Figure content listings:

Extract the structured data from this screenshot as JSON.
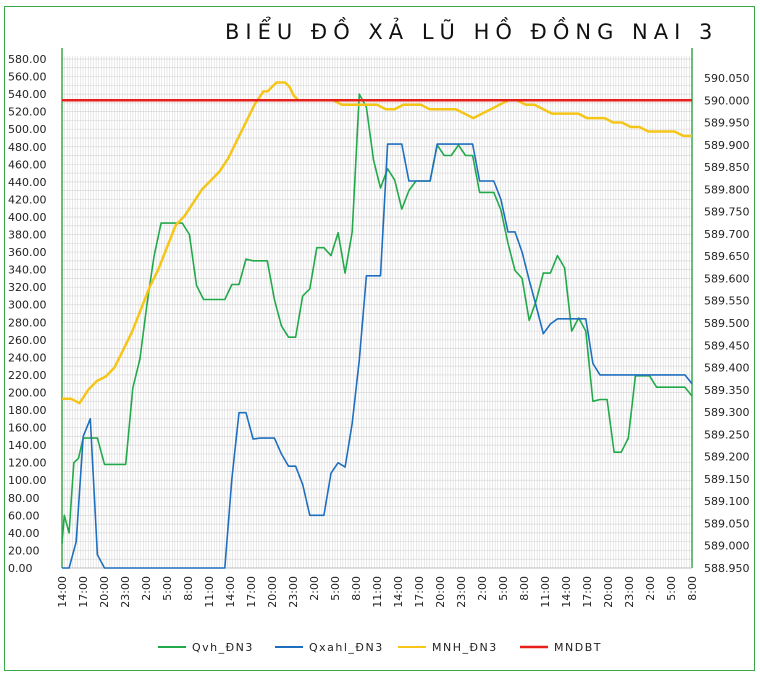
{
  "chart_data": {
    "type": "line",
    "title": "BIỂU ĐỒ XẢ LŨ HỒ ĐỒNG NAI 3",
    "x_labels": [
      "14:00",
      "17:00",
      "20:00",
      "23:00",
      "2:00",
      "5:00",
      "8:00",
      "11:00",
      "14:00",
      "17:00",
      "20:00",
      "23:00",
      "2:00",
      "5:00",
      "8:00",
      "11:00",
      "14:00",
      "17:00",
      "20:00",
      "23:00",
      "2:00",
      "5:00",
      "8:00",
      "11:00",
      "14:00",
      "17:00",
      "20:00",
      "23:00",
      "2:00",
      "5:00",
      "8:00"
    ],
    "y_left": {
      "min": 0,
      "max": 580,
      "step": 20,
      "decimals": 2
    },
    "y_right": {
      "min": 588.95,
      "max": 590.05,
      "step": 0.05,
      "decimals": 3,
      "labels_top_offset": 1
    },
    "grid": true,
    "legend_position": "bottom",
    "colors": {
      "frame": "#3aa84a",
      "grid": "#d9d9d9",
      "left_axis": "#3aa84a",
      "right_axis": "#3aa84a"
    },
    "series": [
      {
        "name": "Qvh_ĐN3",
        "color": "#22aa4a",
        "axis": "left",
        "values": [
          [
            0,
            28
          ],
          [
            0.33,
            60
          ],
          [
            1,
            40
          ],
          [
            1.67,
            120
          ],
          [
            2.33,
            125
          ],
          [
            3,
            148
          ],
          [
            4,
            148
          ],
          [
            5,
            148
          ],
          [
            6,
            118
          ],
          [
            7,
            118
          ],
          [
            8,
            118
          ],
          [
            9,
            118
          ],
          [
            10,
            205
          ],
          [
            11,
            238
          ],
          [
            12,
            300
          ],
          [
            13,
            355
          ],
          [
            14,
            393
          ],
          [
            15,
            393
          ],
          [
            16,
            393
          ],
          [
            17,
            393
          ],
          [
            18,
            380
          ],
          [
            19,
            322
          ],
          [
            20,
            306
          ],
          [
            21,
            306
          ],
          [
            22,
            306
          ],
          [
            23,
            306
          ],
          [
            24,
            323
          ],
          [
            25,
            323
          ],
          [
            26,
            352
          ],
          [
            27,
            350
          ],
          [
            28,
            350
          ],
          [
            29,
            350
          ],
          [
            30,
            306
          ],
          [
            31,
            276
          ],
          [
            32,
            263
          ],
          [
            33,
            263
          ],
          [
            34,
            310
          ],
          [
            35,
            318
          ],
          [
            36,
            365
          ],
          [
            37,
            365
          ],
          [
            38,
            356
          ],
          [
            39,
            382
          ],
          [
            40,
            336
          ],
          [
            41,
            383
          ],
          [
            42,
            540
          ],
          [
            43,
            525
          ],
          [
            44,
            465
          ],
          [
            45,
            433
          ],
          [
            46,
            455
          ],
          [
            47,
            442
          ],
          [
            48,
            409
          ],
          [
            49,
            430
          ],
          [
            50,
            441
          ],
          [
            51,
            441
          ],
          [
            52,
            441
          ],
          [
            53,
            482
          ],
          [
            54,
            470
          ],
          [
            55,
            470
          ],
          [
            56,
            482
          ],
          [
            57,
            470
          ],
          [
            58,
            470
          ],
          [
            59,
            428
          ],
          [
            60,
            428
          ],
          [
            61,
            428
          ],
          [
            62,
            408
          ],
          [
            63,
            370
          ],
          [
            64,
            339
          ],
          [
            65,
            330
          ],
          [
            66,
            282
          ],
          [
            67,
            305
          ],
          [
            68,
            336
          ],
          [
            69,
            336
          ],
          [
            70,
            356
          ],
          [
            71,
            342
          ],
          [
            72,
            270
          ],
          [
            73,
            285
          ],
          [
            74,
            270
          ],
          [
            75,
            190
          ],
          [
            76,
            192
          ],
          [
            77,
            192
          ],
          [
            78,
            132
          ],
          [
            79,
            132
          ],
          [
            80,
            148
          ],
          [
            81,
            219
          ],
          [
            82,
            219
          ],
          [
            83,
            219
          ],
          [
            84,
            206
          ],
          [
            85,
            206
          ],
          [
            86,
            206
          ],
          [
            87,
            206
          ],
          [
            88,
            206
          ],
          [
            89,
            196
          ]
        ]
      },
      {
        "name": "Qxahl_ĐN3",
        "color": "#1f6fbf",
        "axis": "left",
        "values": [
          [
            0,
            0
          ],
          [
            1,
            0
          ],
          [
            2,
            30
          ],
          [
            3,
            150
          ],
          [
            4,
            170
          ],
          [
            5,
            15
          ],
          [
            6,
            0
          ],
          [
            7,
            0
          ],
          [
            8,
            0
          ],
          [
            9,
            0
          ],
          [
            10,
            0
          ],
          [
            11,
            0
          ],
          [
            12,
            0
          ],
          [
            13,
            0
          ],
          [
            14,
            0
          ],
          [
            15,
            0
          ],
          [
            16,
            0
          ],
          [
            17,
            0
          ],
          [
            18,
            0
          ],
          [
            19,
            0
          ],
          [
            20,
            0
          ],
          [
            21,
            0
          ],
          [
            22,
            0
          ],
          [
            23,
            0
          ],
          [
            24,
            102
          ],
          [
            25,
            177
          ],
          [
            26,
            177
          ],
          [
            27,
            147
          ],
          [
            28,
            148
          ],
          [
            29,
            148
          ],
          [
            30,
            148
          ],
          [
            31,
            130
          ],
          [
            32,
            116
          ],
          [
            33,
            116
          ],
          [
            34,
            95
          ],
          [
            35,
            60
          ],
          [
            36,
            60
          ],
          [
            37,
            60
          ],
          [
            38,
            108
          ],
          [
            39,
            120
          ],
          [
            40,
            115
          ],
          [
            41,
            165
          ],
          [
            42,
            237
          ],
          [
            43,
            333
          ],
          [
            44,
            333
          ],
          [
            45,
            333
          ],
          [
            46,
            483
          ],
          [
            47,
            483
          ],
          [
            48,
            483
          ],
          [
            49,
            441
          ],
          [
            50,
            441
          ],
          [
            51,
            441
          ],
          [
            52,
            441
          ],
          [
            53,
            483
          ],
          [
            54,
            483
          ],
          [
            55,
            483
          ],
          [
            56,
            483
          ],
          [
            57,
            483
          ],
          [
            58,
            483
          ],
          [
            59,
            441
          ],
          [
            60,
            441
          ],
          [
            61,
            441
          ],
          [
            62,
            420
          ],
          [
            63,
            383
          ],
          [
            64,
            383
          ],
          [
            65,
            360
          ],
          [
            66,
            328
          ],
          [
            67,
            298
          ],
          [
            68,
            267
          ],
          [
            69,
            278
          ],
          [
            70,
            284
          ],
          [
            71,
            284
          ],
          [
            72,
            284
          ],
          [
            73,
            284
          ],
          [
            74,
            284
          ],
          [
            75,
            233
          ],
          [
            76,
            220
          ],
          [
            77,
            220
          ],
          [
            78,
            220
          ],
          [
            79,
            220
          ],
          [
            80,
            220
          ],
          [
            81,
            220
          ],
          [
            82,
            220
          ],
          [
            83,
            220
          ],
          [
            84,
            220
          ],
          [
            85,
            220
          ],
          [
            86,
            220
          ],
          [
            87,
            220
          ],
          [
            88,
            220
          ],
          [
            89,
            210
          ]
        ]
      },
      {
        "name": "MNH_ĐN3",
        "color": "#f5c518",
        "axis": "right",
        "values": [
          [
            0,
            589.33
          ],
          [
            2,
            589.33
          ],
          [
            4,
            589.32
          ],
          [
            6,
            589.35
          ],
          [
            8,
            589.37
          ],
          [
            10,
            589.38
          ],
          [
            12,
            589.4
          ],
          [
            14,
            589.44
          ],
          [
            16,
            589.48
          ],
          [
            18,
            589.53
          ],
          [
            20,
            589.58
          ],
          [
            22,
            589.62
          ],
          [
            24,
            589.67
          ],
          [
            26,
            589.72
          ],
          [
            28,
            589.74
          ],
          [
            30,
            589.77
          ],
          [
            32,
            589.8
          ],
          [
            34,
            589.82
          ],
          [
            36,
            589.84
          ],
          [
            38,
            589.87
          ],
          [
            40,
            589.91
          ],
          [
            42,
            589.95
          ],
          [
            44,
            589.99
          ],
          [
            46,
            590.02
          ],
          [
            47,
            590.02
          ],
          [
            48,
            590.03
          ],
          [
            49,
            590.04
          ],
          [
            50,
            590.04
          ],
          [
            51,
            590.04
          ],
          [
            52,
            590.03
          ],
          [
            53,
            590.01
          ],
          [
            54,
            590.0
          ],
          [
            56,
            590.0
          ],
          [
            58,
            590.0
          ],
          [
            60,
            590.0
          ],
          [
            62,
            590.0
          ],
          [
            64,
            589.99
          ],
          [
            66,
            589.99
          ],
          [
            68,
            589.99
          ],
          [
            70,
            589.99
          ],
          [
            72,
            589.99
          ],
          [
            74,
            589.98
          ],
          [
            76,
            589.98
          ],
          [
            78,
            589.99
          ],
          [
            80,
            589.99
          ],
          [
            82,
            589.99
          ],
          [
            84,
            589.98
          ],
          [
            86,
            589.98
          ],
          [
            88,
            589.98
          ],
          [
            90,
            589.98
          ],
          [
            92,
            589.97
          ],
          [
            94,
            589.96
          ],
          [
            96,
            589.97
          ],
          [
            98,
            589.98
          ],
          [
            100,
            589.99
          ],
          [
            102,
            590.0
          ],
          [
            104,
            590.0
          ],
          [
            106,
            589.99
          ],
          [
            108,
            589.99
          ],
          [
            110,
            589.98
          ],
          [
            112,
            589.97
          ],
          [
            114,
            589.97
          ],
          [
            116,
            589.97
          ],
          [
            118,
            589.97
          ],
          [
            120,
            589.96
          ],
          [
            122,
            589.96
          ],
          [
            124,
            589.96
          ],
          [
            126,
            589.95
          ],
          [
            128,
            589.95
          ],
          [
            130,
            589.94
          ],
          [
            132,
            589.94
          ],
          [
            134,
            589.93
          ],
          [
            136,
            589.93
          ],
          [
            138,
            589.93
          ],
          [
            140,
            589.93
          ],
          [
            142,
            589.92
          ],
          [
            144,
            589.92
          ]
        ]
      },
      {
        "name": "MNDBT",
        "color": "#e8201c",
        "axis": "right",
        "values": [
          [
            0,
            590.0
          ],
          [
            1,
            590.0
          ]
        ]
      }
    ]
  }
}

## WORK TO DO
Scan the data for the word "name" and copy every line where it shows up.

## ANSWER TO THE PROBLEM
        "name": "Qvh_ĐN3",
        "name": "Qxahl_ĐN3",
        "name": "MNH_ĐN3",
        "name": "MNDBT",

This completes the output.